▸ REQUIREMENT
Copy all the entries word for word, but omit the pictures.

▸ LISTED ENTRIES
◆ ◆ ◆
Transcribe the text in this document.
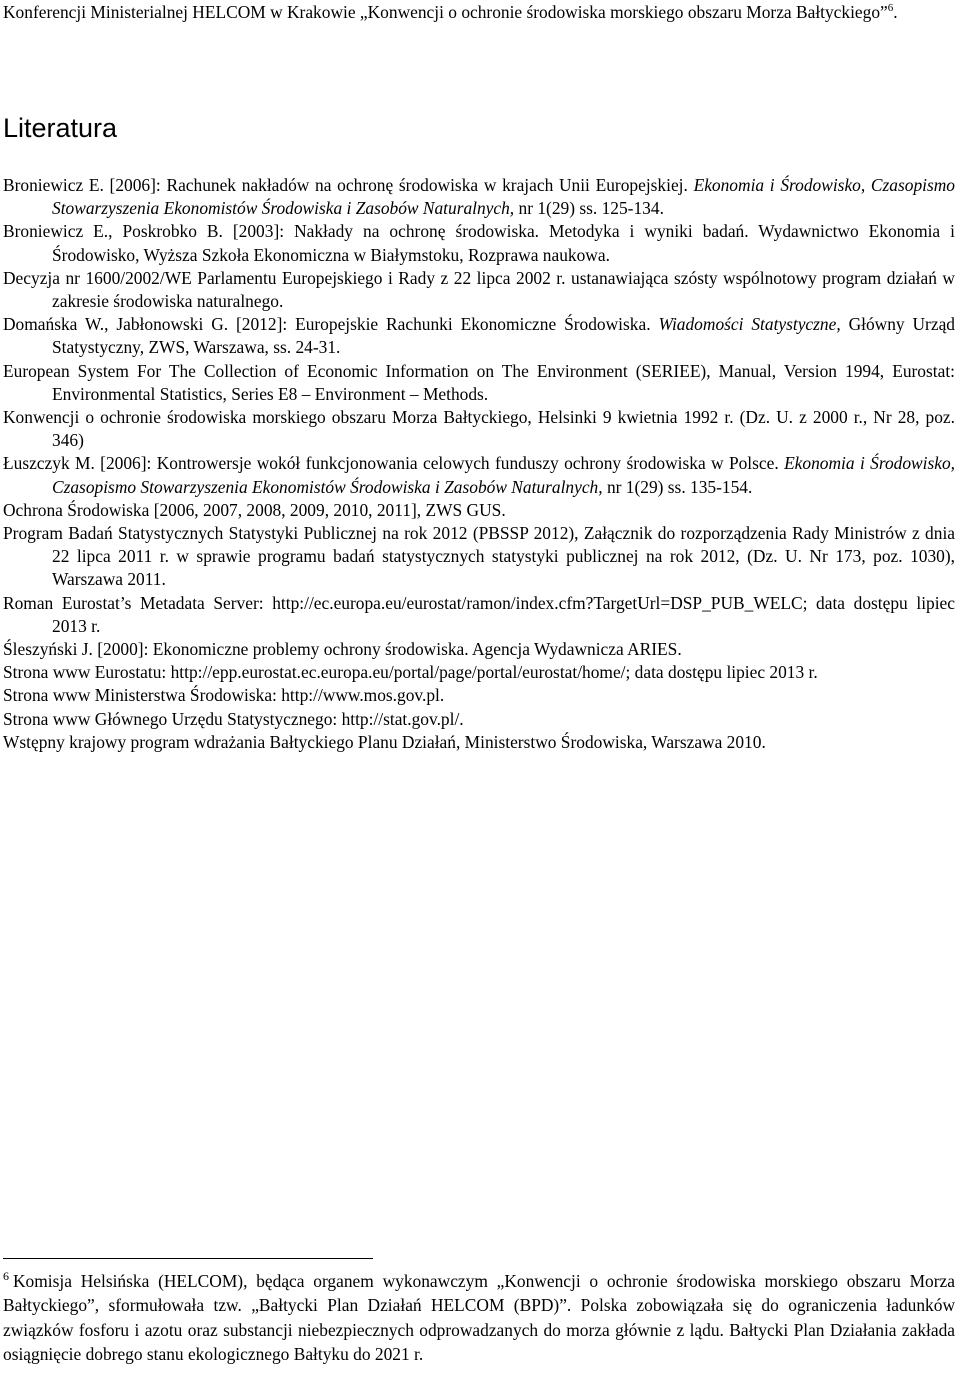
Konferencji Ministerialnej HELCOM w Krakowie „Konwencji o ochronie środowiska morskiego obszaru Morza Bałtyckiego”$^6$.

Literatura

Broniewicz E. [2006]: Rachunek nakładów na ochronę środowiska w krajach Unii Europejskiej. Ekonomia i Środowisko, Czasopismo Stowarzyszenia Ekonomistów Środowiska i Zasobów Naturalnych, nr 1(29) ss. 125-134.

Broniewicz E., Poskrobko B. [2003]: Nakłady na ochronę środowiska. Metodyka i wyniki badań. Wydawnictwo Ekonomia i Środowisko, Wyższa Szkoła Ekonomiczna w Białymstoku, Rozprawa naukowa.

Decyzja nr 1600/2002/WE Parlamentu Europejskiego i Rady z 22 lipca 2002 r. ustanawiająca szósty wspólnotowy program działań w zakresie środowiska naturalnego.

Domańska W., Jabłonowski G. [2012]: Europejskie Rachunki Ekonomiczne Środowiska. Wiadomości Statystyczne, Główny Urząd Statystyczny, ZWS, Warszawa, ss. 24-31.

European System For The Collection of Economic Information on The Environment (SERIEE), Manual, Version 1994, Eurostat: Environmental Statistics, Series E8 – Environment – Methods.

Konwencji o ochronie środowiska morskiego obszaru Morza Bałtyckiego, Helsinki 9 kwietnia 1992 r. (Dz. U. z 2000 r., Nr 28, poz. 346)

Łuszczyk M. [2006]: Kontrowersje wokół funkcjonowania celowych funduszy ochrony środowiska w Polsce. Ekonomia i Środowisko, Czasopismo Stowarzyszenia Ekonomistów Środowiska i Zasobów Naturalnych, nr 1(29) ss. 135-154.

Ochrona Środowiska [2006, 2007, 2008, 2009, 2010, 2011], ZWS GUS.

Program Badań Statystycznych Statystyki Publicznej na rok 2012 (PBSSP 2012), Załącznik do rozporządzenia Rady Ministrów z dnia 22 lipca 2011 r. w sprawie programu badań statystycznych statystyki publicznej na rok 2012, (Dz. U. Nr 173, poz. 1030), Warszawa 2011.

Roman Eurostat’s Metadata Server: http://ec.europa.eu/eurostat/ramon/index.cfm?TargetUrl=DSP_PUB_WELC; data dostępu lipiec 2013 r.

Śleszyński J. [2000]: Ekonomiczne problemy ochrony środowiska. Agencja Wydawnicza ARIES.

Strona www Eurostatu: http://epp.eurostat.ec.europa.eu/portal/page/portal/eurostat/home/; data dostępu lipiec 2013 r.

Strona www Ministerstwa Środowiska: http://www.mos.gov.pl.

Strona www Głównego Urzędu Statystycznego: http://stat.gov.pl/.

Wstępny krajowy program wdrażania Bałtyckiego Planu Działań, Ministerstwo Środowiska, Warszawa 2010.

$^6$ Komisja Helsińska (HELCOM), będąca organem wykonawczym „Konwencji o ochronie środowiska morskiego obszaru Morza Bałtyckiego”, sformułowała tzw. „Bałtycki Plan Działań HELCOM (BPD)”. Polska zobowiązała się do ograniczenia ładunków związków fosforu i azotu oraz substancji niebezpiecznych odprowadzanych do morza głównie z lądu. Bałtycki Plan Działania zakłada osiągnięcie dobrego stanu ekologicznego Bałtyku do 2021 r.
◆ ◆ ◆
▸ RESULT OF THE TASK
Transcribe the text in this document.
Konferencji Ministerialnej HELCOM w Krakowie „Konwencji o ochronie środowiska morskiego obszaru Morza Bałtyckiego”$^6$.

Literatura

Broniewicz E. [2006]: Rachunek nakładów na ochronę środowiska w krajach Unii Europejskiej. Ekonomia i Środowisko, Czasopismo Stowarzyszenia Ekonomistów Środowiska i Zasobów Naturalnych, nr 1(29) ss. 125-134.

Broniewicz E., Poskrobko B. [2003]: Nakłady na ochronę środowiska. Metodyka i wyniki badań. Wydawnictwo Ekonomia i Środowisko, Wyższa Szkoła Ekonomiczna w Białymstoku, Rozprawa naukowa.

Decyzja nr 1600/2002/WE Parlamentu Europejskiego i Rady z 22 lipca 2002 r. ustanawiająca szósty wspólnotowy program działań w zakresie środowiska naturalnego.

Domańska W., Jabłonowski G. [2012]: Europejskie Rachunki Ekonomiczne Środowiska. Wiadomości Statystyczne, Główny Urząd Statystyczny, ZWS, Warszawa, ss. 24-31.

European System For The Collection of Economic Information on The Environment (SERIEE), Manual, Version 1994, Eurostat: Environmental Statistics, Series E8 – Environment – Methods.

Konwencji o ochronie środowiska morskiego obszaru Morza Bałtyckiego, Helsinki 9 kwietnia 1992 r. (Dz. U. z 2000 r., Nr 28, poz. 346)

Łuszczyk M. [2006]: Kontrowersje wokół funkcjonowania celowych funduszy ochrony środowiska w Polsce. Ekonomia i Środowisko, Czasopismo Stowarzyszenia Ekonomistów Środowiska i Zasobów Naturalnych, nr 1(29) ss. 135-154.

Ochrona Środowiska [2006, 2007, 2008, 2009, 2010, 2011], ZWS GUS.

Program Badań Statystycznych Statystyki Publicznej na rok 2012 (PBSSP 2012), Załącznik do rozporządzenia Rady Ministrów z dnia 22 lipca 2011 r. w sprawie programu badań statystycznych statystyki publicznej na rok 2012, (Dz. U. Nr 173, poz. 1030), Warszawa 2011.

Roman Eurostat’s Metadata Server: http://ec.europa.eu/eurostat/ramon/index.cfm?TargetUrl=DSP_PUB_WELC; data dostępu lipiec 2013 r.

Śleszyński J. [2000]: Ekonomiczne problemy ochrony środowiska. Agencja Wydawnicza ARIES.

Strona www Eurostatu: http://epp.eurostat.ec.europa.eu/portal/page/portal/eurostat/home/; data dostępu lipiec 2013 r.

Strona www Ministerstwa Środowiska: http://www.mos.gov.pl.

Strona www Głównego Urzędu Statystycznego: http://stat.gov.pl/.

Wstępny krajowy program wdrażania Bałtyckiego Planu Działań, Ministerstwo Środowiska, Warszawa 2010.

$^6$ Komisja Helsińska (HELCOM), będąca organem wykonawczym „Konwencji o ochronie środowiska morskiego obszaru Morza Bałtyckiego”, sformułowała tzw. „Bałtycki Plan Działań HELCOM (BPD)”. Polska zobowiązała się do ograniczenia ładunków związków fosforu i azotu oraz substancji niebezpiecznych odprowadzanych do morza głównie z lądu. Bałtycki Plan Działania zakłada osiągnięcie dobrego stanu ekologicznego Bałtyku do 2021 r.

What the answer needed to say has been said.